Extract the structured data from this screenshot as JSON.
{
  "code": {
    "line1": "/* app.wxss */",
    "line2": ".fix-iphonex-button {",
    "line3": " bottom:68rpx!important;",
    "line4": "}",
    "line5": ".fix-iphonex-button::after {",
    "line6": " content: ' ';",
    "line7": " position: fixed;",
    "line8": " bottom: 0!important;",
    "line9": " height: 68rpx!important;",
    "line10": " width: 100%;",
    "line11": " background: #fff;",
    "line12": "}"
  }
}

· · · ·

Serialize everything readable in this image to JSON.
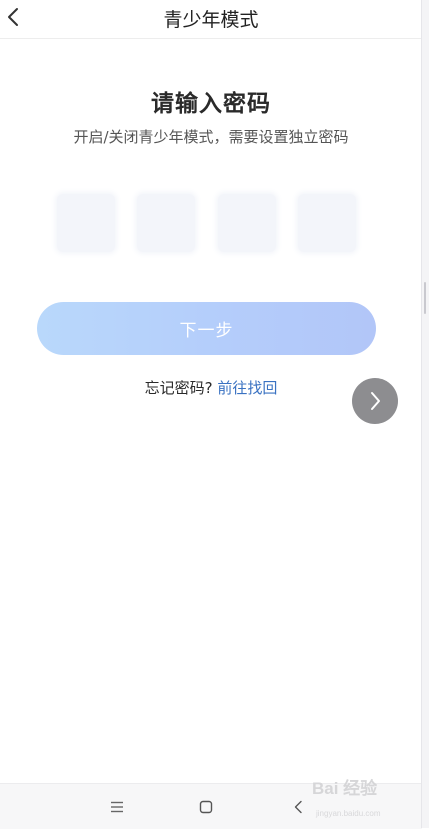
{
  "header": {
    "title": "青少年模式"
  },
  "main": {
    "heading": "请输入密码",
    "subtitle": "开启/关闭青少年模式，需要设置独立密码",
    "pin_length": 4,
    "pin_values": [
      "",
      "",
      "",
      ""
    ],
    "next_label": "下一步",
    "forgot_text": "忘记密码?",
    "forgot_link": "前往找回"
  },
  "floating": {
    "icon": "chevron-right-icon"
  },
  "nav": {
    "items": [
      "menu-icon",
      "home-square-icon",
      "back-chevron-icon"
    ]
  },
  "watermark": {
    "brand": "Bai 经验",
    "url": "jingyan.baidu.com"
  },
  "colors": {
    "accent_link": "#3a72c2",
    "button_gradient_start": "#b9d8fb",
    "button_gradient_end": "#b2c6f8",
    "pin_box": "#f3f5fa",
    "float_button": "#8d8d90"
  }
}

· · · ·

**Task statement**.
List each line of the entries that holds the string "bottom".

**Result**.
    "line3": " bottom:68rpx!important;",
    "line8": " bottom: 0!important;",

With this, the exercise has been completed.